WRITTEN INSTRUCTION: Locate the lines that hold the string "Queso". Copy every such line.

SUPPLIED DATA:
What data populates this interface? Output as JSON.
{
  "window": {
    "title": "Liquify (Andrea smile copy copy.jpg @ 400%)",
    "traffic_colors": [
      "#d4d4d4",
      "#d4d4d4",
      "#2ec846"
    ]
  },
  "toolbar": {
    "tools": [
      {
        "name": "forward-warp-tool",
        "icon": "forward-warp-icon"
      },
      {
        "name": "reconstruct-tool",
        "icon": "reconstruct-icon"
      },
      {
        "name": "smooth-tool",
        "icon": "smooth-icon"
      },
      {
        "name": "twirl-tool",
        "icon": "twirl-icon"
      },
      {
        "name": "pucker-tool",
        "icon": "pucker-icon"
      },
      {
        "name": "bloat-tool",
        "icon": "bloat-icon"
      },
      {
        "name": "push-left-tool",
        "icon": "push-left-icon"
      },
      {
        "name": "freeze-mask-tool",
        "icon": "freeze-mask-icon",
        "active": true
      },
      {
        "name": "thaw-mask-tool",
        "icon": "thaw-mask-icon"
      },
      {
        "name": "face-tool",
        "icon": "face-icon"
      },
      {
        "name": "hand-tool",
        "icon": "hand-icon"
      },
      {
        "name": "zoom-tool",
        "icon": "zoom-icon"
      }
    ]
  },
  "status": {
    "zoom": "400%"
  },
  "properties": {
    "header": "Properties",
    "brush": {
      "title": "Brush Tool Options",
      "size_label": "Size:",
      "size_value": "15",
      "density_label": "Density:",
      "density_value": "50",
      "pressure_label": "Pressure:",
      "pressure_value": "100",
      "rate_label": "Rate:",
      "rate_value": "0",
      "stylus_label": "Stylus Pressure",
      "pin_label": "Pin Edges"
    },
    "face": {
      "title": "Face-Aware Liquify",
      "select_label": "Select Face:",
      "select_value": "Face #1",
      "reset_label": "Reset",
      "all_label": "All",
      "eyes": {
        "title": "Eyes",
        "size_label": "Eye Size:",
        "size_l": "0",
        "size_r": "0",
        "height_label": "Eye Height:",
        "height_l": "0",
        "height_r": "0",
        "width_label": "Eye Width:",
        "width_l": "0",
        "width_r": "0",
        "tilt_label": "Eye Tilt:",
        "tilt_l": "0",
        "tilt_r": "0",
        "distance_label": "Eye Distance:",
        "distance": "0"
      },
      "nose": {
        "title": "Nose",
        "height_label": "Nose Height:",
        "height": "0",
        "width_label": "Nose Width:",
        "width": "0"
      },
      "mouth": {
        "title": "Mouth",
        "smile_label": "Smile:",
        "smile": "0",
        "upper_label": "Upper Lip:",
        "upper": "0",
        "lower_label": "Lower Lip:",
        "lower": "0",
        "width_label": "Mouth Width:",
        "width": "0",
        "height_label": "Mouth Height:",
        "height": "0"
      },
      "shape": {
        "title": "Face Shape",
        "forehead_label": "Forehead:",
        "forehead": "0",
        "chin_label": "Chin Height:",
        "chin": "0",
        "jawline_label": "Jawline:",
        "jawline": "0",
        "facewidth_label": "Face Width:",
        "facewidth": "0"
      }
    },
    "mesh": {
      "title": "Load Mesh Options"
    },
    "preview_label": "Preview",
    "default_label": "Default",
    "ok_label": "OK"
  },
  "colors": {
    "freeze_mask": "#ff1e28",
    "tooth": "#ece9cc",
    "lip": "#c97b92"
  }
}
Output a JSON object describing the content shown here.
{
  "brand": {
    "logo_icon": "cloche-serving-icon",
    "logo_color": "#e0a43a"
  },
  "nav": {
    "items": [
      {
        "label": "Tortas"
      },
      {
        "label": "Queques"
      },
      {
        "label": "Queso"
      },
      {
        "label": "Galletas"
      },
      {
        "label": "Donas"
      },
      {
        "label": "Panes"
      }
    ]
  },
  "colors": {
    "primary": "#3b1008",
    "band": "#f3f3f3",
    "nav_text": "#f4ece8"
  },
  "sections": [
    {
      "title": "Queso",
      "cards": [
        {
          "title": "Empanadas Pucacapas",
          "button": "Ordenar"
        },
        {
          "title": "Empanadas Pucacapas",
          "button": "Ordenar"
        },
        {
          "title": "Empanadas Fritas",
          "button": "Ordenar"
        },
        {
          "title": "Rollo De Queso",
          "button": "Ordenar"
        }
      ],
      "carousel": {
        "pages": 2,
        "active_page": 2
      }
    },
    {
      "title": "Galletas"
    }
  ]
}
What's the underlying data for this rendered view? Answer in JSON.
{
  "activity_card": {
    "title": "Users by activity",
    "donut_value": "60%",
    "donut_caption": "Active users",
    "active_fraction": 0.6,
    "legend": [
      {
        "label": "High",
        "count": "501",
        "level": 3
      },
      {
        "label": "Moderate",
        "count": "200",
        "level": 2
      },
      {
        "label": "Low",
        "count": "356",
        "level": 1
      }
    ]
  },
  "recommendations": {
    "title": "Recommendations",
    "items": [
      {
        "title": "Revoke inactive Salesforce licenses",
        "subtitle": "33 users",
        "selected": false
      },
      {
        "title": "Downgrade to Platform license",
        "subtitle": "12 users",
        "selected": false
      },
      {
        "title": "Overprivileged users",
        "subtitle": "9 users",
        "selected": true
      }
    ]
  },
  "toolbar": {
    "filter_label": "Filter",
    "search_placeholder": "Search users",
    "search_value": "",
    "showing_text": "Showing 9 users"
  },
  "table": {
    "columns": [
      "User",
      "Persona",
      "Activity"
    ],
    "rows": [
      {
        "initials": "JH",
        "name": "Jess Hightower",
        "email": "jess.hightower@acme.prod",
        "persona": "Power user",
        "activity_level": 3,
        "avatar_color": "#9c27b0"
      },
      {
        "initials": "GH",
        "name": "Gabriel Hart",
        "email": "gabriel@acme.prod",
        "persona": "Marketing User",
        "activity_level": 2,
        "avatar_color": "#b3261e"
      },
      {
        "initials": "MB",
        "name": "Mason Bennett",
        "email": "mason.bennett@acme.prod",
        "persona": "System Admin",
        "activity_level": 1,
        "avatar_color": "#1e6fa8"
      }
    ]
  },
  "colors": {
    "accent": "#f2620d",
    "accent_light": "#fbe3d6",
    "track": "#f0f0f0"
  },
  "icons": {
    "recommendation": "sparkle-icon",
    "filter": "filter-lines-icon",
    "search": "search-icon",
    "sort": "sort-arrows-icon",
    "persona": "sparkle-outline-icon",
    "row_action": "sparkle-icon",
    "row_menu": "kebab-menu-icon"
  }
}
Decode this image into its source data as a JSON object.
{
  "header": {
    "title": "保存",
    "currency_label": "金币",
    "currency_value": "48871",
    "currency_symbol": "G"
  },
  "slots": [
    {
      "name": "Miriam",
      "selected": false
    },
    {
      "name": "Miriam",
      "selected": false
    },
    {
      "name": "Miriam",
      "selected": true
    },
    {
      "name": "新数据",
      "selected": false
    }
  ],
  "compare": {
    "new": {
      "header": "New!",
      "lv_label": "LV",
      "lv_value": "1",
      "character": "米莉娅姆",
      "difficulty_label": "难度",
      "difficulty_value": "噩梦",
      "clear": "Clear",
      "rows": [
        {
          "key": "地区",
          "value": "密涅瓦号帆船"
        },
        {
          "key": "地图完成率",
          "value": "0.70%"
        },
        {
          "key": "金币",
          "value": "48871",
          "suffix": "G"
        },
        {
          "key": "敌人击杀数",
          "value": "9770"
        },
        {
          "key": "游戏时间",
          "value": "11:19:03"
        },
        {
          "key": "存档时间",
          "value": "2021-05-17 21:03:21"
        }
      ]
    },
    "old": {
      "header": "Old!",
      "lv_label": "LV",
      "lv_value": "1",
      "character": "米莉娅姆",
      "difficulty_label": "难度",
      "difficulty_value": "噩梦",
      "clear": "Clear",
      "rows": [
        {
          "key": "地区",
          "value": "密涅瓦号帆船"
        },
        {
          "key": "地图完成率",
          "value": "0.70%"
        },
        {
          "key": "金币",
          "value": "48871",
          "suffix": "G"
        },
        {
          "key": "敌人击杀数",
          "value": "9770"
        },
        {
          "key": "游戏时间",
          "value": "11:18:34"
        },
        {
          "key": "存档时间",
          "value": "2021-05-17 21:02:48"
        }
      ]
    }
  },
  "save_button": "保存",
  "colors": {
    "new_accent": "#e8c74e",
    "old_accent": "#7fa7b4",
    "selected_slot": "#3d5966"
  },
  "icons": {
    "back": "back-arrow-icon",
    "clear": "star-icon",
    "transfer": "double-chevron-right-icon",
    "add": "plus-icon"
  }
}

SOLUTION FOR THIS EXERCISE:
        "label": "Queso"
      "title": "Queso",
          "title": "Rollo De Queso",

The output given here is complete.